Radical media, politics and culture.

John Chuckman, "America's Pathetic Liberals: The Sequel"

Anonymous Comrade writes:

"America's Pathetic Liberals: The Sequel"

Featuring Michael Moore and "Fahrenheit 9/11"

John Chuckman

The controversy over Michael Moore's "Fahrenheit 9/11" provides sharp insight into contemporary American liberalism. You might think from all the noise that something radical or revealing or important was happening.


But you would be wrong. The noise represents another example of what Robert Hughes called America's "Culture of Complaint," an endless bickering, never deciding anything but enjoyed purely for itself.


The film is at its heart a thoroughly conservative document, a fact which generally has gone unnoticed except in Robert Jensen's acute review, "A Stupid White Movie." Worse, it explains virtually nothing about events it claims to examine.Michael Moore's role is to make American liberals feel good about themselves without having to question the practices of a society which cast an increasingly long, cold, dark shadow over the planet. The job pays well, and Moore is becoming a wealthy man, a kind of well-kept court jester for those with occasional twinges of liberal conscience or human decency.

- SUPPLIED DATA
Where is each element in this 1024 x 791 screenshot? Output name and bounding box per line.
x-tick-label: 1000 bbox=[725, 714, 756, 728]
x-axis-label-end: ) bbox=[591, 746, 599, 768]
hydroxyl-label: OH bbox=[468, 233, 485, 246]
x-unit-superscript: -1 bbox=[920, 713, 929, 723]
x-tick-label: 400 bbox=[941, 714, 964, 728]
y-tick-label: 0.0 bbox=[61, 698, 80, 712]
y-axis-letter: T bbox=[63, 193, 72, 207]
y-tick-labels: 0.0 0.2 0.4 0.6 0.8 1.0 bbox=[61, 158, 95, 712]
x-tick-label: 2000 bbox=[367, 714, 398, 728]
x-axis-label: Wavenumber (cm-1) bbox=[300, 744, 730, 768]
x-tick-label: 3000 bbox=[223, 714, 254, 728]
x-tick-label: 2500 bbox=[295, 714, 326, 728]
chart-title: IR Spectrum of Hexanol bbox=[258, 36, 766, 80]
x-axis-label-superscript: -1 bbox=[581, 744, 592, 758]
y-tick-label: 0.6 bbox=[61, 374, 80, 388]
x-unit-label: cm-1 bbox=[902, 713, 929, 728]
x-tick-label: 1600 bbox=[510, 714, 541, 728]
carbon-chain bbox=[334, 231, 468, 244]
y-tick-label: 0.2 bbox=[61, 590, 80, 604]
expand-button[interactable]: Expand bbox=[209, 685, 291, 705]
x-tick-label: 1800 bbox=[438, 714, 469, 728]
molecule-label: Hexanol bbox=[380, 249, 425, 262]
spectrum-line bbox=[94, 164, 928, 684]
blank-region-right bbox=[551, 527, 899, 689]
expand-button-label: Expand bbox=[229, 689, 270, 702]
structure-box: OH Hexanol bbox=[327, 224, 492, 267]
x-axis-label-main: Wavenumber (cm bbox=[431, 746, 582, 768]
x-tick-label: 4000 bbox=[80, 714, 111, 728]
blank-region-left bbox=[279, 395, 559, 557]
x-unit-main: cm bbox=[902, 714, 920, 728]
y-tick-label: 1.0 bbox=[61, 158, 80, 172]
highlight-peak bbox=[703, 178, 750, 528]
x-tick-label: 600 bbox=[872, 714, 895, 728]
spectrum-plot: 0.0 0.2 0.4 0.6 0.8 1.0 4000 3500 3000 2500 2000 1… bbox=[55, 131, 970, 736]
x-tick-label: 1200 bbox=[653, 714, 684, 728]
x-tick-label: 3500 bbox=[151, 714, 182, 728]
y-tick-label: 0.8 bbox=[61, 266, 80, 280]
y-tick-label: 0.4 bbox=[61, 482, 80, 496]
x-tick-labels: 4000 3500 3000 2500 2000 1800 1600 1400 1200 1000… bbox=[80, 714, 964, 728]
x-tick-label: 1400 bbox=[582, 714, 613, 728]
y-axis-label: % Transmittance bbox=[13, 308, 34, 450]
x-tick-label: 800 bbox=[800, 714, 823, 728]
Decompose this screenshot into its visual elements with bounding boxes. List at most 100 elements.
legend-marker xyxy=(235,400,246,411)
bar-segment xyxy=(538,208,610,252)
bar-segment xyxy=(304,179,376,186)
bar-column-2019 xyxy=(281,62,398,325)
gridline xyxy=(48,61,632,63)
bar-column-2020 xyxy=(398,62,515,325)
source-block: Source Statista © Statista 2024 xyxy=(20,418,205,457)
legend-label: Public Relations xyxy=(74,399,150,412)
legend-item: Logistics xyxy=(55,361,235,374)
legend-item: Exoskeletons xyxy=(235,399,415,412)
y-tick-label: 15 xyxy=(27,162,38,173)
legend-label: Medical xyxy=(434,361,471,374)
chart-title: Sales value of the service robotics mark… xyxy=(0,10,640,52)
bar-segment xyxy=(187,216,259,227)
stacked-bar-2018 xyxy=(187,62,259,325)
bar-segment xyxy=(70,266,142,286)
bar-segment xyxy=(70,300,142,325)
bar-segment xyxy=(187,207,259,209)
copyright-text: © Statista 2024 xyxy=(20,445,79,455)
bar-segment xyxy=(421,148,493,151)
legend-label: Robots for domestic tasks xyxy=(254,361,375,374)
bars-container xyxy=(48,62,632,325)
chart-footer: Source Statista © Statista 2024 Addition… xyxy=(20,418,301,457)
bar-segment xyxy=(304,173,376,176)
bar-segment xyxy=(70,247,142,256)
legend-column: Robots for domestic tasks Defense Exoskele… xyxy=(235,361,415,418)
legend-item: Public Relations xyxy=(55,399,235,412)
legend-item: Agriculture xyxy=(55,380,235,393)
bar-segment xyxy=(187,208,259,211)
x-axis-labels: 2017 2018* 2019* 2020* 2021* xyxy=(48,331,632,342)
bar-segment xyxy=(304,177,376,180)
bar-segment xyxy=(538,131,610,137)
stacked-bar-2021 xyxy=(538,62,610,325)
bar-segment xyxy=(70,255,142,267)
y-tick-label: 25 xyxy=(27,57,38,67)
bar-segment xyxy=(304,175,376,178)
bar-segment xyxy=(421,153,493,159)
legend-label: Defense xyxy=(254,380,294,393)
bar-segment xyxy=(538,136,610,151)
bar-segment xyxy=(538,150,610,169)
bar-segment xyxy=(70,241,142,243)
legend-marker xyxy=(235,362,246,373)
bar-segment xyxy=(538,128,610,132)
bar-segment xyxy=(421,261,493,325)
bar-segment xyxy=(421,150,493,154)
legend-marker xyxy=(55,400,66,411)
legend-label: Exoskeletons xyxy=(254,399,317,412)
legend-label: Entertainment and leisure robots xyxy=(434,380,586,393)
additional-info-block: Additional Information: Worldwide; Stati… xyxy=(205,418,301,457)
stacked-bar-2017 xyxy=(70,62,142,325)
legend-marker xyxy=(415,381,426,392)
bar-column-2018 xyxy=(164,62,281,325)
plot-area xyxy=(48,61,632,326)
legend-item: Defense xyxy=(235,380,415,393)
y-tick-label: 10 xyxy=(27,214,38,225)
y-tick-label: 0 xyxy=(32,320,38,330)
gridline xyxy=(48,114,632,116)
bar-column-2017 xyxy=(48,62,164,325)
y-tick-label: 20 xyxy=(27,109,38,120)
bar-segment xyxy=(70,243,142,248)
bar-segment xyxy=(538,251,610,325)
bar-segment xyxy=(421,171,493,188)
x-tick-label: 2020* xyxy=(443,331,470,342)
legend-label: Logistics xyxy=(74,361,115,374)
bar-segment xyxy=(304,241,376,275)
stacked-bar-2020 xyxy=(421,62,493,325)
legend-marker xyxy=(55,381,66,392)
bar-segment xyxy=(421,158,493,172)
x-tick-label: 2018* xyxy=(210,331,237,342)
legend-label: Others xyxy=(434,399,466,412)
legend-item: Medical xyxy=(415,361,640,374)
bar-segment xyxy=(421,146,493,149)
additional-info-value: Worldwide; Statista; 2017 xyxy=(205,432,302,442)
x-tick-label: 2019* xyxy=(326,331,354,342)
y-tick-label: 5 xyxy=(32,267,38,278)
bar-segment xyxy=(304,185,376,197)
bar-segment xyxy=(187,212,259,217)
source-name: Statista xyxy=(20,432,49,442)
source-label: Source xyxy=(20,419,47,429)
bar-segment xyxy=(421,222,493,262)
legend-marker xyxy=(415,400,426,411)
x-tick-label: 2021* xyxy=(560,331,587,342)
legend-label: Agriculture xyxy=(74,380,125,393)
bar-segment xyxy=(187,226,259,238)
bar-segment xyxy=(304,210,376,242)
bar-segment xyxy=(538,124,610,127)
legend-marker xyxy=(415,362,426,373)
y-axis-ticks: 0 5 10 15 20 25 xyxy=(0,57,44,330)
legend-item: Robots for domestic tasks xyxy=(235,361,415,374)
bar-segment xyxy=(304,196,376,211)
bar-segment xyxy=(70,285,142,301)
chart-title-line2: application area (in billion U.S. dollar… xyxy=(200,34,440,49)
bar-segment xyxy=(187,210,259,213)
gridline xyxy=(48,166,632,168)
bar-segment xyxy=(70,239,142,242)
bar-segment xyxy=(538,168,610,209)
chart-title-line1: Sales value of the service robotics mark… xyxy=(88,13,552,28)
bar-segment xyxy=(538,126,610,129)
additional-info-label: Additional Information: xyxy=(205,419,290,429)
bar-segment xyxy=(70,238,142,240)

- REQUIRED TASKS
**1)** Translate this sentence from the essay on "Fahrenheit 9/11" into Spanish: "You might think from all the noise that something radical or revealing or important was happening."
**2)** List every person named by full first and last name in the essay on "Fahrenheit 9/11."
**3)** Write the next part of the essay on "Fahrenheit 9/11," starting after its last sentence.
The items come from a separate source and have no connection to the text.

- RESPONSES FOR EACH TASK
**1)** Por todo el ruido, usted podría pensar que estaba ocurriendo algo radical, revelador o importante.

**2)**
Michael Moore
John Chuckman
Robert Hughes
Robert Jensen

**3)**
Moore likes to play the big, innocent kid from the heartland, a kind of latter-day Spanky McFarland, only much older, happily shuffling along with a beat-up baseball cap instead of beanie, keeping the faith with values absorbed in 1950s Flint, Michigan, but asking bright-eyed, impertinent questions about serious things. He's America's backyard Socrates in baggy pants and gym shoes.


The image appeals to the confused, clinging-to-childhood quality of American culture. Yet that very quality is what let the invasion of Iraq and so many other terrible events happen.


Moore, unlike straight-shooter Spanky, also displays a streak of the somewhat unpleasant practical joker or prankster. I do not mean the talent for funny lines that makes his books sell well, but a certain tendency to sly sniggering tricks, a certain Eddy Haskel or Candid Camera quality which overlays and sours the honest Spanky image. We see this clearly in the many stunts he uses, some quite clever, in movies or television to get filmed reactions from or about those who will not respond to him in a direct manner. These are the tricks of the process server or repo-man.


Moore's film revels in exactly the kind of inconsistent thinking, full of unwarranted assumptions, thick with suggestions of undefined conspiracy, typical to one degree or another of most media in the United States. The thinking also is typical of a President who keeps telling us he decimated Iraq and spent a hundred billion dollars to save American lives.


Moore told the world some months back that he had found his presidential candidate in former General Wesley Clark. That announcement should have been a warning, because Clark is indistinguishable in his views from George Bush, and the general's behavior in the former Yugoslavia was arrogant, provocative, and dangerous.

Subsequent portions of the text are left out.